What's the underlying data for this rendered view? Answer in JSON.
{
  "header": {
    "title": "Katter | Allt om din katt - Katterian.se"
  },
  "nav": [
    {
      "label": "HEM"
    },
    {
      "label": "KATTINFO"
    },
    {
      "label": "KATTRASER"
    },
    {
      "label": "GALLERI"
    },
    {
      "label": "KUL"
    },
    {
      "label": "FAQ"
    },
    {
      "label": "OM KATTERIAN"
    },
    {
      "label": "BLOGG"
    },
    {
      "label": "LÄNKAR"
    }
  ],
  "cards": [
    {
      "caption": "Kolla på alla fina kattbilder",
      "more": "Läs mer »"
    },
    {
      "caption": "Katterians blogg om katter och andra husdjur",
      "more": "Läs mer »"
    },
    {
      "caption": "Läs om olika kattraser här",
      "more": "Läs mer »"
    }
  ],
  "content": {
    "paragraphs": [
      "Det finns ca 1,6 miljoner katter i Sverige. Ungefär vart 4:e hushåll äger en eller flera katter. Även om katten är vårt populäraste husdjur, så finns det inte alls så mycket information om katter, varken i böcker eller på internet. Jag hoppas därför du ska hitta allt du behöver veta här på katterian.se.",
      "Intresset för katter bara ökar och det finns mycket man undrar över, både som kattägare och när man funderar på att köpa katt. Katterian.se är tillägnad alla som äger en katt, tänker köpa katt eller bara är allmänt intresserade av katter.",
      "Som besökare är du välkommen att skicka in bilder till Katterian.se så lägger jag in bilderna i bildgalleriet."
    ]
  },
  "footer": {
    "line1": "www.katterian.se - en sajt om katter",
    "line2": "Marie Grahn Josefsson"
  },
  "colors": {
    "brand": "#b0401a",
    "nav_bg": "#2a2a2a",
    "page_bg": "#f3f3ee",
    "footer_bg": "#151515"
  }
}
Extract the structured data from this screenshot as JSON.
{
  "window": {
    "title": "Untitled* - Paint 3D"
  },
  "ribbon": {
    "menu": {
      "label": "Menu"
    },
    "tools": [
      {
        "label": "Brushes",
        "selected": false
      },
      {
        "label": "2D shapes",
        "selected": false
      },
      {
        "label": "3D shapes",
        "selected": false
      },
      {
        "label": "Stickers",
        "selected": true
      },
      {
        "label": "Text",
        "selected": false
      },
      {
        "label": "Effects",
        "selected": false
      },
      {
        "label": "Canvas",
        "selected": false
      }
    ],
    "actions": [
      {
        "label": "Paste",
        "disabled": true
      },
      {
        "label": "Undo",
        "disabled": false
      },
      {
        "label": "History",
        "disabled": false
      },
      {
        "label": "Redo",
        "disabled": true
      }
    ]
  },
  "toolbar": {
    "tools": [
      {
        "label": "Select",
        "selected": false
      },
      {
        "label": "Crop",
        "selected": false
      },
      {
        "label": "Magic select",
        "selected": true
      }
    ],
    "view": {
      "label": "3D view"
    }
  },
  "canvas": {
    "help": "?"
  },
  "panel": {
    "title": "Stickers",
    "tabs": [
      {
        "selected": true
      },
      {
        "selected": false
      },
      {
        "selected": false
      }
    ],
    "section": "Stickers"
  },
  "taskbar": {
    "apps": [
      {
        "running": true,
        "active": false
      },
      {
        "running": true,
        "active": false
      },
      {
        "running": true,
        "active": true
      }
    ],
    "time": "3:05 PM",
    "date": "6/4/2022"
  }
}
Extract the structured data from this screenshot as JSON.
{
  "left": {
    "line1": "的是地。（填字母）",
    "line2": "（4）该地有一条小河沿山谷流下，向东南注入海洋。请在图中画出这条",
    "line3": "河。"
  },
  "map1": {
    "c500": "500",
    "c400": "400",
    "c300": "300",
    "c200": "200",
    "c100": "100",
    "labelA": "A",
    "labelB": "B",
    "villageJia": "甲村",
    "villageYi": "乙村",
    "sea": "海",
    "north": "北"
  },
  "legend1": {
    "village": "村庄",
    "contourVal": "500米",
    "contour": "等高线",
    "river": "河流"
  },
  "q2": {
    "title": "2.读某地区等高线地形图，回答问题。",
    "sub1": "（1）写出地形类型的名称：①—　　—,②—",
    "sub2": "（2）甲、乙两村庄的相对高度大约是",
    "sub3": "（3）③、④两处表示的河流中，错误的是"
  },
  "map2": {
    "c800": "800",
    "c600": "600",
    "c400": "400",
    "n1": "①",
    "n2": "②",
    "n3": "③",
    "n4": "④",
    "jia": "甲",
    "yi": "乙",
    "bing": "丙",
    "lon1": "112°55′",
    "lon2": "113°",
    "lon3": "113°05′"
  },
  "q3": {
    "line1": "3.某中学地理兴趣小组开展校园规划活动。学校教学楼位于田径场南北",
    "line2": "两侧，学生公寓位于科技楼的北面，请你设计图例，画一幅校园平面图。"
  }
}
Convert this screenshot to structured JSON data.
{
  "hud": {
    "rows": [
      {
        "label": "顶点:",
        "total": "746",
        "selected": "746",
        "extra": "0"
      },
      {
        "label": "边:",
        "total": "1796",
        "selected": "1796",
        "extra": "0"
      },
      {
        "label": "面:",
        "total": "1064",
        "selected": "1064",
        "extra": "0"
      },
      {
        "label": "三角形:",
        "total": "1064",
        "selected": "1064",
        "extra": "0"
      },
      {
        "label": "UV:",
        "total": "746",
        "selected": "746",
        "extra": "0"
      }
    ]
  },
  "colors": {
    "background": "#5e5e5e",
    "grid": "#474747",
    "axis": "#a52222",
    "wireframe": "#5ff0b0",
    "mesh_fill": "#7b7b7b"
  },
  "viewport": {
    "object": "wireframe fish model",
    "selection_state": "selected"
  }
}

# The exercise
Write out all of the records once more, exactly.

# Final result
What's the underlying data for this rendered view? Answer in JSON.
{
  "header": {
    "title": "Katter | Allt om din katt - Katterian.se"
  },
  "nav": [
    {
      "label": "HEM"
    },
    {
      "label": "KATTINFO"
    },
    {
      "label": "KATTRASER"
    },
    {
      "label": "GALLERI"
    },
    {
      "label": "KUL"
    },
    {
      "label": "FAQ"
    },
    {
      "label": "OM KATTERIAN"
    },
    {
      "label": "BLOGG"
    },
    {
      "label": "LÄNKAR"
    }
  ],
  "cards": [
    {
      "caption": "Kolla på alla fina kattbilder",
      "more": "Läs mer »"
    },
    {
      "caption": "Katterians blogg om katter och andra husdjur",
      "more": "Läs mer »"
    },
    {
      "caption": "Läs om olika kattraser här",
      "more": "Läs mer »"
    }
  ],
  "content": {
    "paragraphs": [
      "Det finns ca 1,6 miljoner katter i Sverige. Ungefär vart 4:e hushåll äger en eller flera katter. Även om katten är vårt populäraste husdjur, så finns det inte alls så mycket information om katter, varken i böcker eller på internet. Jag hoppas därför du ska hitta allt du behöver veta här på katterian.se.",
      "Intresset för katter bara ökar och det finns mycket man undrar över, både som kattägare och när man funderar på att köpa katt. Katterian.se är tillägnad alla som äger en katt, tänker köpa katt eller bara är allmänt intresserade av katter.",
      "Som besökare är du välkommen att skicka in bilder till Katterian.se så lägger jag in bilderna i bildgalleriet."
    ]
  },
  "footer": {
    "line1": "www.katterian.se - en sajt om katter",
    "line2": "Marie Grahn Josefsson"
  },
  "colors": {
    "brand": "#b0401a",
    "nav_bg": "#2a2a2a",
    "page_bg": "#f3f3ee",
    "footer_bg": "#151515"
  }
}
Extract the structured data from this screenshot as JSON.
{
  "window": {
    "title": "Untitled* - Paint 3D"
  },
  "ribbon": {
    "menu": {
      "label": "Menu"
    },
    "tools": [
      {
        "label": "Brushes",
        "selected": false
      },
      {
        "label": "2D shapes",
        "selected": false
      },
      {
        "label": "3D shapes",
        "selected": false
      },
      {
        "label": "Stickers",
        "selected": true
      },
      {
        "label": "Text",
        "selected": false
      },
      {
        "label": "Effects",
        "selected": false
      },
      {
        "label": "Canvas",
        "selected": false
      }
    ],
    "actions": [
      {
        "label": "Paste",
        "disabled": true
      },
      {
        "label": "Undo",
        "disabled": false
      },
      {
        "label": "History",
        "disabled": false
      },
      {
        "label": "Redo",
        "disabled": true
      }
    ]
  },
  "toolbar": {
    "tools": [
      {
        "label": "Select",
        "selected": false
      },
      {
        "label": "Crop",
        "selected": false
      },
      {
        "label": "Magic select",
        "selected": true
      }
    ],
    "view": {
      "label": "3D view"
    }
  },
  "canvas": {
    "help": "?"
  },
  "panel": {
    "title": "Stickers",
    "tabs": [
      {
        "selected": true
      },
      {
        "selected": false
      },
      {
        "selected": false
      }
    ],
    "section": "Stickers"
  },
  "taskbar": {
    "apps": [
      {
        "running": true,
        "active": false
      },
      {
        "running": true,
        "active": false
      },
      {
        "running": true,
        "active": true
      }
    ],
    "time": "3:05 PM",
    "date": "6/4/2022"
  }
}
Extract the structured data from this screenshot as JSON.
{
  "left": {
    "line1": "的是地。（填字母）",
    "line2": "（4）该地有一条小河沿山谷流下，向东南注入海洋。请在图中画出这条",
    "line3": "河。"
  },
  "map1": {
    "c500": "500",
    "c400": "400",
    "c300": "300",
    "c200": "200",
    "c100": "100",
    "labelA": "A",
    "labelB": "B",
    "villageJia": "甲村",
    "villageYi": "乙村",
    "sea": "海",
    "north": "北"
  },
  "legend1": {
    "village": "村庄",
    "contourVal": "500米",
    "contour": "等高线",
    "river": "河流"
  },
  "q2": {
    "title": "2.读某地区等高线地形图，回答问题。",
    "sub1": "（1）写出地形类型的名称：①—　　—,②—",
    "sub2": "（2）甲、乙两村庄的相对高度大约是",
    "sub3": "（3）③、④两处表示的河流中，错误的是"
  },
  "map2": {
    "c800": "800",
    "c600": "600",
    "c400": "400",
    "n1": "①",
    "n2": "②",
    "n3": "③",
    "n4": "④",
    "jia": "甲",
    "yi": "乙",
    "bing": "丙",
    "lon1": "112°55′",
    "lon2": "113°",
    "lon3": "113°05′"
  },
  "q3": {
    "line1": "3.某中学地理兴趣小组开展校园规划活动。学校教学楼位于田径场南北",
    "line2": "两侧，学生公寓位于科技楼的北面，请你设计图例，画一幅校园平面图。"
  }
}
Convert this screenshot to structured JSON data.
{
  "hud": {
    "rows": [
      {
        "label": "顶点:",
        "total": "746",
        "selected": "746",
        "extra": "0"
      },
      {
        "label": "边:",
        "total": "1796",
        "selected": "1796",
        "extra": "0"
      },
      {
        "label": "面:",
        "total": "1064",
        "selected": "1064",
        "extra": "0"
      },
      {
        "label": "三角形:",
        "total": "1064",
        "selected": "1064",
        "extra": "0"
      },
      {
        "label": "UV:",
        "total": "746",
        "selected": "746",
        "extra": "0"
      }
    ]
  },
  "colors": {
    "background": "#5e5e5e",
    "grid": "#474747",
    "axis": "#a52222",
    "wireframe": "#5ff0b0",
    "mesh_fill": "#7b7b7b"
  },
  "viewport": {
    "object": "wireframe fish model",
    "selection_state": "selected"
  }
}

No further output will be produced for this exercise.